Problem requirements
Copy out each line that mentions the word "года".

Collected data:
%%
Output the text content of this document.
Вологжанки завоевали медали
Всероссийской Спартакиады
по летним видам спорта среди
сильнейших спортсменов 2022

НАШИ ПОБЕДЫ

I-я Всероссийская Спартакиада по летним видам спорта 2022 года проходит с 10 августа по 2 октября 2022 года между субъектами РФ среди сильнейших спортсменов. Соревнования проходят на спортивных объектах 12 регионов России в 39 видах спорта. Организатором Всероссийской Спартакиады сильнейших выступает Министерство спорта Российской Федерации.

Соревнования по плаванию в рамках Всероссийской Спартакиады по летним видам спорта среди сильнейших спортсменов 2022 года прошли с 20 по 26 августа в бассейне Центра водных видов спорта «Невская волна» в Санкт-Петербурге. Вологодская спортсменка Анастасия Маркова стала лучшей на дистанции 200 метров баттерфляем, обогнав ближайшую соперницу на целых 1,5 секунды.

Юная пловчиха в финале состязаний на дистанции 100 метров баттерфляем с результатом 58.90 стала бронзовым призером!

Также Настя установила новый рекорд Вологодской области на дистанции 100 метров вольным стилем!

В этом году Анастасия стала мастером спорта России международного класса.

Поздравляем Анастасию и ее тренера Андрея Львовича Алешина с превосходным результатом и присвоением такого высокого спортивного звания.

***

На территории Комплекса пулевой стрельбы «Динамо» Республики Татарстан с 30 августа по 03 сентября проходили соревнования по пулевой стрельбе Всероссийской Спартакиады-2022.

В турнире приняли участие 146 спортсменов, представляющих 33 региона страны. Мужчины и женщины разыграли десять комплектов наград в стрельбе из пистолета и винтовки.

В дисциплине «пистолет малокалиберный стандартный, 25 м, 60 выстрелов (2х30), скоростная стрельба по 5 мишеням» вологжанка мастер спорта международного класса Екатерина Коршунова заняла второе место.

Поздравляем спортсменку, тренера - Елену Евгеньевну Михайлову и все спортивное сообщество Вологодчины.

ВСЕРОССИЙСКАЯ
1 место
%%
Task solution
I-я Всероссийская Спартакиада по летним видам спорта 2022 года проходит с 10 августа по 2 октября 2022 года между субъектами РФ среди сильнейших спортсменов. Соревнования проходят на спортивных объектах 12 регионов России в 39 видах спорта. Организатором Всероссийской Спартакиады сильнейших выступает Министерство спорта Российской Федерации.
Соревнования по плаванию в рамках Всероссийской Спартакиады по летним видам спорта среди сильнейших спортсменов 2022 года прошли с 20 по 26 августа в бассейне Центра водных видов спорта «Невская волна» в Санкт-Петербурге. Вологодская спортсменка Анастасия Маркова стала лучшей на дистанции 200 метров баттерфляем, обогнав ближайшую соперницу на целых 1,5 секунды.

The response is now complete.